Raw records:
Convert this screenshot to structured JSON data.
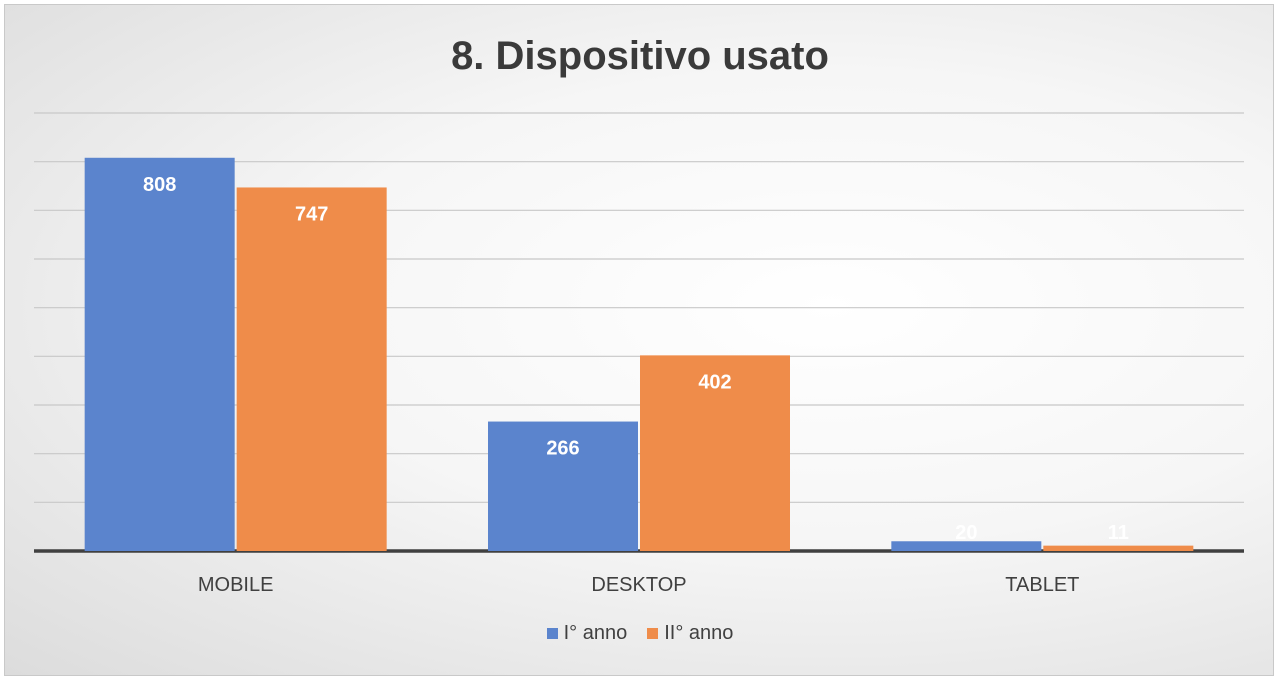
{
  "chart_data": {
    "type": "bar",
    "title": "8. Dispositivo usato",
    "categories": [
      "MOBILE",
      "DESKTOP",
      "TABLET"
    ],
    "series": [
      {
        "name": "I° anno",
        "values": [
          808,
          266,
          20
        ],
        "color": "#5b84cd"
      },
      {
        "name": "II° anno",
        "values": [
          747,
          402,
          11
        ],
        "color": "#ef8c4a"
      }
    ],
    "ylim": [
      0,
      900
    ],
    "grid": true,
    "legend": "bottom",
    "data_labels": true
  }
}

[Task description]
Copy each line of the records precisely and drop any images they hold.

[Answer to this exercise]
Convert this screenshot to structured JSON data.
{
  "chart_data": {
    "type": "bar",
    "title": "8. Dispositivo usato",
    "categories": [
      "MOBILE",
      "DESKTOP",
      "TABLET"
    ],
    "series": [
      {
        "name": "I° anno",
        "values": [
          808,
          266,
          20
        ],
        "color": "#5b84cd"
      },
      {
        "name": "II° anno",
        "values": [
          747,
          402,
          11
        ],
        "color": "#ef8c4a"
      }
    ],
    "ylim": [
      0,
      900
    ],
    "grid": true,
    "legend": "bottom",
    "data_labels": true
  }
}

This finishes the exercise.